____ Data shown
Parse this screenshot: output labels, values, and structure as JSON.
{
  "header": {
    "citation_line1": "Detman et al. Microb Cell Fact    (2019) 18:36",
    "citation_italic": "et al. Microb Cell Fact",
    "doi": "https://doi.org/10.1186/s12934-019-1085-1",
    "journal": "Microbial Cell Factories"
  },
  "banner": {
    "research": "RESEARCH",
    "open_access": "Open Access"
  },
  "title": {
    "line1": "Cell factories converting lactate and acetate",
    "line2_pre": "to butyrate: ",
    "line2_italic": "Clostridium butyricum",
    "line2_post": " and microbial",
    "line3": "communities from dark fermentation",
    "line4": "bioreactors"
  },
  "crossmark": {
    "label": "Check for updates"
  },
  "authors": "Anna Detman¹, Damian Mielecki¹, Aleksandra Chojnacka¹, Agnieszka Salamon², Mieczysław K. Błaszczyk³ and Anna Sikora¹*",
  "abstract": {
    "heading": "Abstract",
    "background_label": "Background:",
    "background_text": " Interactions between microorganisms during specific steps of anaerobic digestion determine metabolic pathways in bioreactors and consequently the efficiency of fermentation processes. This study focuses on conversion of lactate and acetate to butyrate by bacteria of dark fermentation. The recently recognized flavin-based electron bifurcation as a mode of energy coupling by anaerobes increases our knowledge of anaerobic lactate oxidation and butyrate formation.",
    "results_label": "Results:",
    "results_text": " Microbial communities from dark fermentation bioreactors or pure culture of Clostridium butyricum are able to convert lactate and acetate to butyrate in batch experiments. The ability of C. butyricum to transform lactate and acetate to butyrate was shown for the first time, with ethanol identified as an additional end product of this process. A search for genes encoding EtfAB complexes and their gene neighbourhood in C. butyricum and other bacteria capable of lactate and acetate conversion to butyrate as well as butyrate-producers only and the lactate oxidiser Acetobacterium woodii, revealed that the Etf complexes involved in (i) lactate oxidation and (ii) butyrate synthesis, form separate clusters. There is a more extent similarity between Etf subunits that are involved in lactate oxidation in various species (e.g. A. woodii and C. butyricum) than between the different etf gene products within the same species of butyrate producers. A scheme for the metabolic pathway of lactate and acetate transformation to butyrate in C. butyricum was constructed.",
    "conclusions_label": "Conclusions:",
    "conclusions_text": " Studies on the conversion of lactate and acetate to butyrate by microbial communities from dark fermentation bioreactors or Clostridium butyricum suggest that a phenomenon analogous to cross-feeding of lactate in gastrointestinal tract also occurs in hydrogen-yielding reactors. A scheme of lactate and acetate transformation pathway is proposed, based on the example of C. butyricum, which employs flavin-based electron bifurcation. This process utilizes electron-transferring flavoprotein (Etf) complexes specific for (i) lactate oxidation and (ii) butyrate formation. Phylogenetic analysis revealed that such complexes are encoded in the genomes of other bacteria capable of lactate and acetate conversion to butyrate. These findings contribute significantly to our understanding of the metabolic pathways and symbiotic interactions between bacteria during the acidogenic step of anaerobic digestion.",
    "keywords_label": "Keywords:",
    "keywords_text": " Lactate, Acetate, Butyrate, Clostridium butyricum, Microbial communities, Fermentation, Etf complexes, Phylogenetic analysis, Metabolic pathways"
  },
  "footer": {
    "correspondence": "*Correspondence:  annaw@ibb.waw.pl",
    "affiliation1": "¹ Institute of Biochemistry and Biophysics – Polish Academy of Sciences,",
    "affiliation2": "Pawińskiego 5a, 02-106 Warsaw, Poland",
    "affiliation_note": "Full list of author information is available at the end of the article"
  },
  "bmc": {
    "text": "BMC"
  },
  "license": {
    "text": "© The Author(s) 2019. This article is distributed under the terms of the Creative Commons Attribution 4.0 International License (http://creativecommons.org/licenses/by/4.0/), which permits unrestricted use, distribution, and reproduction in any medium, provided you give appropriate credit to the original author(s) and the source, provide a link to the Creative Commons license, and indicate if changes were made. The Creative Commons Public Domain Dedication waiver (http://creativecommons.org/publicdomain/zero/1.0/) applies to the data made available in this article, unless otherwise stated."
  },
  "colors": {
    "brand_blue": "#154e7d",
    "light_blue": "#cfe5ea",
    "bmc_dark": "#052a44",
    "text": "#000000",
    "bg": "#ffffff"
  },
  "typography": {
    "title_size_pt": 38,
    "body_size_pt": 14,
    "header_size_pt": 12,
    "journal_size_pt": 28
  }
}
________
Your goal:
Which lines of the data hold the string "specific"? Return each of them.

Expected answer:
    "background_text": " Interactions between microorganisms during specific steps of anaerobic digestion determine metabolic pathways in bioreactors and consequently the efficiency of fermentation processes. This study focuses on conversion of lactate and acetate to butyrate by bacteria of dark fermentation. The recently recognized flavin-based electron bifurcation as a mode of energy coupling by anaerobes increases our knowledge of anaerobic lactate oxidation and butyrate formation.",
    "conclusions_text": " Studies on the conversion of lactate and acetate to butyrate by microbial communities from dark fermentation bioreactors or Clostridium butyricum suggest that a phenomenon analogous to cross-feeding of lactate in gastrointestinal tract also occurs in hydrogen-yielding reactors. A scheme of lactate and acetate transformation pathway is proposed, based on the example of C. butyricum, which employs flavin-based electron bifurcation. This process utilizes electron-transferring flavoprotein (Etf) complexes specific for (i) lactate oxidation and (ii) butyrate formation. Phylogenetic analysis revealed that such complexes are encoded in the genomes of other bacteria capable of lactate and acetate conversion to butyrate. These findings contribute significantly to our understanding of the metabolic pathways and symbiotic interactions between bacteria during the acidogenic step of anaerobic digestion.",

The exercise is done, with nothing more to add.